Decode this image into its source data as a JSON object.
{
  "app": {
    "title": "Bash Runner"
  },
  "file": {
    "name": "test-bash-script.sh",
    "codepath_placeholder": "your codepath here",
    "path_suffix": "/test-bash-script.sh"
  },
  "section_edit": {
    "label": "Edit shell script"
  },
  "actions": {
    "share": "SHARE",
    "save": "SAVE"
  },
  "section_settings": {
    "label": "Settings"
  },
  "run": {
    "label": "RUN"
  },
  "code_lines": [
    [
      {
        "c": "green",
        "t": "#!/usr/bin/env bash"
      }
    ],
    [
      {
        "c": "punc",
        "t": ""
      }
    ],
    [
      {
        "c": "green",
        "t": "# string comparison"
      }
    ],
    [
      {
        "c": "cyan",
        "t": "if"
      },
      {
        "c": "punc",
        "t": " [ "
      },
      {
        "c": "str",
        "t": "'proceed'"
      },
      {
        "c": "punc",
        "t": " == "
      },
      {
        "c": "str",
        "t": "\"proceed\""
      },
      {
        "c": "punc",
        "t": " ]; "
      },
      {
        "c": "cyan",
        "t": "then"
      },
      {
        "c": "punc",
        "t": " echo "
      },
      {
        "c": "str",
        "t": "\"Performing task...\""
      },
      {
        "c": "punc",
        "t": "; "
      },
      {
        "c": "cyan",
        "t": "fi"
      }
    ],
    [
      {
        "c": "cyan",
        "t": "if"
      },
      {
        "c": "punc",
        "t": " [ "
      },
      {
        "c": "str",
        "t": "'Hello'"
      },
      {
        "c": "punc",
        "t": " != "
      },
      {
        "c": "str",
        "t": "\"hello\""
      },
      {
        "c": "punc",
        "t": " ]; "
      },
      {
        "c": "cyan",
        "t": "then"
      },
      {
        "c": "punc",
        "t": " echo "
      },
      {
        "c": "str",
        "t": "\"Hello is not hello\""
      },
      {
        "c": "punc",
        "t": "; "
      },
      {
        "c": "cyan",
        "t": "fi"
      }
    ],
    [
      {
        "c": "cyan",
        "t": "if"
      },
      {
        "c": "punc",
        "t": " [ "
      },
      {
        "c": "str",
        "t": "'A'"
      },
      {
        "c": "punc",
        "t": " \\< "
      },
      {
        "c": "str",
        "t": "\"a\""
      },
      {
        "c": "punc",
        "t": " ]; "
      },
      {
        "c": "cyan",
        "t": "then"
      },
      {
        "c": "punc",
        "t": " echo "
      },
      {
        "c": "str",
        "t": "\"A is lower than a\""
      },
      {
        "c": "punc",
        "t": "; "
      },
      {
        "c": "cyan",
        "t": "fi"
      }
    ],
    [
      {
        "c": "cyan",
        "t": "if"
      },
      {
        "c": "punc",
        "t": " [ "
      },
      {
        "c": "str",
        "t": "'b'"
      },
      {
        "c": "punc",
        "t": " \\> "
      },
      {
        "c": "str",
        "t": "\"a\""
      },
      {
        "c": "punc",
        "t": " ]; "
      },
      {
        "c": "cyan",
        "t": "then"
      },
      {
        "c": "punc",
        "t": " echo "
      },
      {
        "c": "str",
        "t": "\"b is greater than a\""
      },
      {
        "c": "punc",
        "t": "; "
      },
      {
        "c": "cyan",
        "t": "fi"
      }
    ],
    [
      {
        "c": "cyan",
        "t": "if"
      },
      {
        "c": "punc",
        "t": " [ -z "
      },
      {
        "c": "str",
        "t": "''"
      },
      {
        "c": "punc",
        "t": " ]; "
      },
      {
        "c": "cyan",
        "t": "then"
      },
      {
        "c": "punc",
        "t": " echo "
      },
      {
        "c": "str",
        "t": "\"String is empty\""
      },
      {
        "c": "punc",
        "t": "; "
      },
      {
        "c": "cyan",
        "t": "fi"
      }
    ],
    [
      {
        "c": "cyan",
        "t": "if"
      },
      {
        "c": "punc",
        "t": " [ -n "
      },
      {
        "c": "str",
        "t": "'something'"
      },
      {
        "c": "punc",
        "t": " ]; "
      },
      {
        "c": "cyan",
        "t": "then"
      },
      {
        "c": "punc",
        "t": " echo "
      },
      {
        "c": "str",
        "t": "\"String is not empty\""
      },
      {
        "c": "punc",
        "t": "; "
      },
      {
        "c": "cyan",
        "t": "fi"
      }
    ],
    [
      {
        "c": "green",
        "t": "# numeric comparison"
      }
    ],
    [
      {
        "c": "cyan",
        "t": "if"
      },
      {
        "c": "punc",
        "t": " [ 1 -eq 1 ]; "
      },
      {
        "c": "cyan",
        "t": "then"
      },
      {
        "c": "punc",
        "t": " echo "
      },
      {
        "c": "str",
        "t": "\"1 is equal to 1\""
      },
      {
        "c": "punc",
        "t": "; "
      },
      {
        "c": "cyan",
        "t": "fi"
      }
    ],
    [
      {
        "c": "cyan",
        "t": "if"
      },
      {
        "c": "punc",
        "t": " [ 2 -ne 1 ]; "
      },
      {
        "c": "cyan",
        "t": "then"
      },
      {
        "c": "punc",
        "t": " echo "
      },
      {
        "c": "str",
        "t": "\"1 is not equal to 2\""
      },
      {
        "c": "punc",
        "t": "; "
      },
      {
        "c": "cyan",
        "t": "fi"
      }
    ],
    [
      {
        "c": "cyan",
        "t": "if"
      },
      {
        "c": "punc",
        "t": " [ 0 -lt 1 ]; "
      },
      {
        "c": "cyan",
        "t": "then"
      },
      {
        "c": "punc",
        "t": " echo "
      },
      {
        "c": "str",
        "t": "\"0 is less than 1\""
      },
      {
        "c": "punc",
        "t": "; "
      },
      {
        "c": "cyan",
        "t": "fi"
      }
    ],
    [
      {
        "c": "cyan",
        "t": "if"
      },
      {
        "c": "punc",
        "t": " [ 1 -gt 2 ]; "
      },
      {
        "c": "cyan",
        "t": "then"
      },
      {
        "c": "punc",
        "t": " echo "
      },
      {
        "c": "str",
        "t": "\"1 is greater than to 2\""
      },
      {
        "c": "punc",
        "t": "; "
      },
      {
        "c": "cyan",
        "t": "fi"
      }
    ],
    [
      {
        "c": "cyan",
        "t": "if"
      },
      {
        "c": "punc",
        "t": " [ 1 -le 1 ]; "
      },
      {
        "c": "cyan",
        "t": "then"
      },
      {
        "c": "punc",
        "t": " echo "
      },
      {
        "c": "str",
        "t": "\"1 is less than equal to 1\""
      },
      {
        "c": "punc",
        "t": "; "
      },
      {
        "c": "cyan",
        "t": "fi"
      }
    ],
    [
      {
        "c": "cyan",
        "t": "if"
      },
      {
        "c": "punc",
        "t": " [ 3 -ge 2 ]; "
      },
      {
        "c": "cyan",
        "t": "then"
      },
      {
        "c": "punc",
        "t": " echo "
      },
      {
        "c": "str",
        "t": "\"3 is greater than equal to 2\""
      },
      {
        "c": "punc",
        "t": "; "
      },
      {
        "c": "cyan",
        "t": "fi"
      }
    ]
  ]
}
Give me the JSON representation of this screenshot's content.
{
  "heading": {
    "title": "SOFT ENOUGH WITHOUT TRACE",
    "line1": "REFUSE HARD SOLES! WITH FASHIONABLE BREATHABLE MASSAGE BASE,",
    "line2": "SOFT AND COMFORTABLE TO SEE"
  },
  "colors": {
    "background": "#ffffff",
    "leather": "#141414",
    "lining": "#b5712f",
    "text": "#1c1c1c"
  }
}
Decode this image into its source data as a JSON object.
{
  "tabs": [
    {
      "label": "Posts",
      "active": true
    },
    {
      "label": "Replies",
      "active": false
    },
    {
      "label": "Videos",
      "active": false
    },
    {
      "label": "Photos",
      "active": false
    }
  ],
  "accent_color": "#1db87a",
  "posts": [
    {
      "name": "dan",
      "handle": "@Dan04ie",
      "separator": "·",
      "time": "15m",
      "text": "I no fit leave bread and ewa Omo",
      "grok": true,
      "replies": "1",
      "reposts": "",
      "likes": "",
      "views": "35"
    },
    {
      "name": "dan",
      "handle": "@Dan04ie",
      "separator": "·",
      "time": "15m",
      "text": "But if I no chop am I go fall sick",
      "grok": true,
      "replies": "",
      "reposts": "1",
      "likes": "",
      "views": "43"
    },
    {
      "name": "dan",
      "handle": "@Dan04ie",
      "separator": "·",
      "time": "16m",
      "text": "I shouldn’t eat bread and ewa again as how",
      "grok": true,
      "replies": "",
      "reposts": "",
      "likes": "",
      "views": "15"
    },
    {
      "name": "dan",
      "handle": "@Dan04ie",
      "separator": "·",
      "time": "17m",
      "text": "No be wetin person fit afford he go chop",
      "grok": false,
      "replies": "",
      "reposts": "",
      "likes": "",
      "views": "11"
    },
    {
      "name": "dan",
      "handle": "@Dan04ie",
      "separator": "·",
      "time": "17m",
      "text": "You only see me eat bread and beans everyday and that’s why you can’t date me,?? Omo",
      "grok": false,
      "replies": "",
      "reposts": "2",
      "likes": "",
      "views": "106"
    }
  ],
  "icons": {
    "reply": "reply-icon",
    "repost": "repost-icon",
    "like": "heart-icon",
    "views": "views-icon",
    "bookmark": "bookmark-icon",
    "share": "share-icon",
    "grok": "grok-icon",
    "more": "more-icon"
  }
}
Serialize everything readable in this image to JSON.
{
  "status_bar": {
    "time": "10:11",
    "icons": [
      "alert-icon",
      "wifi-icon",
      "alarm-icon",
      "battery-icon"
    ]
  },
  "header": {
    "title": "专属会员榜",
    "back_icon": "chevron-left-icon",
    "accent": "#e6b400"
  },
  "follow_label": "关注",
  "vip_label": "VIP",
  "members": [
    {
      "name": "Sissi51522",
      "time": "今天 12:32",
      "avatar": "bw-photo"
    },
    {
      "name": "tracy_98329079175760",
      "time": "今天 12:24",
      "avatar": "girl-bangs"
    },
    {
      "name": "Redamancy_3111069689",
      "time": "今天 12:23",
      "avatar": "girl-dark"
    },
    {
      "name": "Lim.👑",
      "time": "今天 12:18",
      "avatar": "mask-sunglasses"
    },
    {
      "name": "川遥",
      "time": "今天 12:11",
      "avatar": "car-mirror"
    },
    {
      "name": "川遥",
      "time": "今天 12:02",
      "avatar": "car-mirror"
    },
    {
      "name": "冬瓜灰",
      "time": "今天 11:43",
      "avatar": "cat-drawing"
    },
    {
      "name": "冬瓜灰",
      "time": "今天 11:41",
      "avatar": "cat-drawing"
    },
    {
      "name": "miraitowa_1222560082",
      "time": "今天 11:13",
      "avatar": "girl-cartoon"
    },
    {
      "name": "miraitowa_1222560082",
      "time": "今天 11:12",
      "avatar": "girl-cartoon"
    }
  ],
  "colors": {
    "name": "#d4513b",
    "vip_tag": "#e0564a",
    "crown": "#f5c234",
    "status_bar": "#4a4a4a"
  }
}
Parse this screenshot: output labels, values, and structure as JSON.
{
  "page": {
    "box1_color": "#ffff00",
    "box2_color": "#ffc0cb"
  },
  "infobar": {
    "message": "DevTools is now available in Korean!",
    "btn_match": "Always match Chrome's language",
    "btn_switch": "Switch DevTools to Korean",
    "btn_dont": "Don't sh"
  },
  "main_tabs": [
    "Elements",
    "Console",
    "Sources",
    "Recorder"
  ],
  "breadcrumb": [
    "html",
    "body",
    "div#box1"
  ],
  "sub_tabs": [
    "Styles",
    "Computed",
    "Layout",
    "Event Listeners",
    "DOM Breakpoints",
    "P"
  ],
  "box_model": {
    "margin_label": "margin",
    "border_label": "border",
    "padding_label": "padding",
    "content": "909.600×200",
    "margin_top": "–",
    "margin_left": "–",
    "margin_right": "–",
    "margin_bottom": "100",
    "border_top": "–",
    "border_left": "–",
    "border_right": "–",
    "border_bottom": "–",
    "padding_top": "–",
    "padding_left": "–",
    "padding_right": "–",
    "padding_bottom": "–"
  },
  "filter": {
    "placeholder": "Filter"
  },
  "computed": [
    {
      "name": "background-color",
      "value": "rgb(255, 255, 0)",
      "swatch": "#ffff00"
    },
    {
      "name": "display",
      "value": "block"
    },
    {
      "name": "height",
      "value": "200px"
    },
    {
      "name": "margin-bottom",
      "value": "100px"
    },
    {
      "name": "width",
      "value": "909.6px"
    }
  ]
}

▶ **Directions**: List the lines of the records where "script" occurs.

▶ **Task answer**:
    "name": "test-bash-script.sh",
    "path_suffix": "/test-bash-script.sh"
    "label": "Edit shell script"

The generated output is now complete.